─── DATA FOR THIS EXERCISE ───
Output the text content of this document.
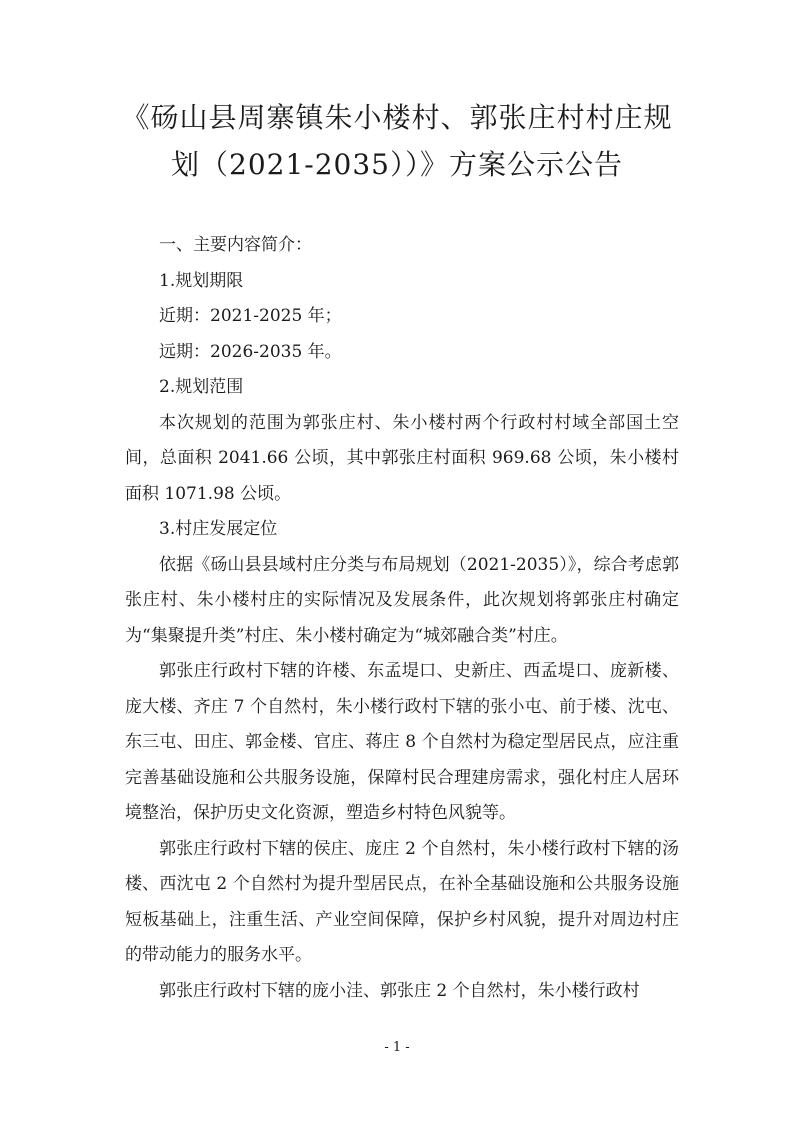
《砀山县周寨镇朱小楼村、郭张庄村村庄规
划（2021-2035））》方案公示公告

一、主要内容简介：

1.规划期限

近期：2021-2025 年；

远期：2026-2035 年。

2.规划范围

本次规划的范围为郭张庄村、朱小楼村两个行政村村域全部国土空间，总面积 2041.66 公顷，其中郭张庄村面积 969.68 公顷，朱小楼村面积 1071.98 公顷。

3.村庄发展定位

依据《砀山县县域村庄分类与布局规划（2021-2035）》，综合考虑郭张庄村、朱小楼村庄的实际情况及发展条件，此次规划将郭张庄村确定为“集聚提升类”村庄、朱小楼村确定为“城郊融合类”村庄。

郭张庄行政村下辖的许楼、东孟堤口、史新庄、西孟堤口、庞新楼、庞大楼、齐庄 7 个自然村，朱小楼行政村下辖的张小屯、前于楼、沈屯、东三屯、田庄、郭金楼、官庄、蒋庄 8 个自然村为稳定型居民点，应注重完善基础设施和公共服务设施，保障村民合理建房需求，强化村庄人居环境整治，保护历史文化资源，塑造乡村特色风貌等。

郭张庄行政村下辖的侯庄、庞庄 2 个自然村，朱小楼行政村下辖的汤楼、西沈屯 2 个自然村为提升型居民点，在补全基础设施和公共服务设施短板基础上，注重生活、产业空间保障，保护乡村风貌，提升对周边村庄的带动能力的服务水平。

郭张庄行政村下辖的庞小洼、郭张庄 2 个自然村，朱小楼行政村

- 1 -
───
GOAL: Quote in full the listing given above; the images are to be left out.

FINAL RESULT:
Output the text content of this document.
《砀山县周寨镇朱小楼村、郭张庄村村庄规
划（2021-2035））》方案公示公告

一、主要内容简介：

1.规划期限

近期：2021-2025 年；

远期：2026-2035 年。

2.规划范围

本次规划的范围为郭张庄村、朱小楼村两个行政村村域全部国土空间，总面积 2041.66 公顷，其中郭张庄村面积 969.68 公顷，朱小楼村面积 1071.98 公顷。

3.村庄发展定位

依据《砀山县县域村庄分类与布局规划（2021-2035）》，综合考虑郭张庄村、朱小楼村庄的实际情况及发展条件，此次规划将郭张庄村确定为“集聚提升类”村庄、朱小楼村确定为“城郊融合类”村庄。

郭张庄行政村下辖的许楼、东孟堤口、史新庄、西孟堤口、庞新楼、庞大楼、齐庄 7 个自然村，朱小楼行政村下辖的张小屯、前于楼、沈屯、东三屯、田庄、郭金楼、官庄、蒋庄 8 个自然村为稳定型居民点，应注重完善基础设施和公共服务设施，保障村民合理建房需求，强化村庄人居环境整治，保护历史文化资源，塑造乡村特色风貌等。

郭张庄行政村下辖的侯庄、庞庄 2 个自然村，朱小楼行政村下辖的汤楼、西沈屯 2 个自然村为提升型居民点，在补全基础设施和公共服务设施短板基础上，注重生活、产业空间保障，保护乡村风貌，提升对周边村庄的带动能力的服务水平。

郭张庄行政村下辖的庞小洼、郭张庄 2 个自然村，朱小楼行政村

- 1 -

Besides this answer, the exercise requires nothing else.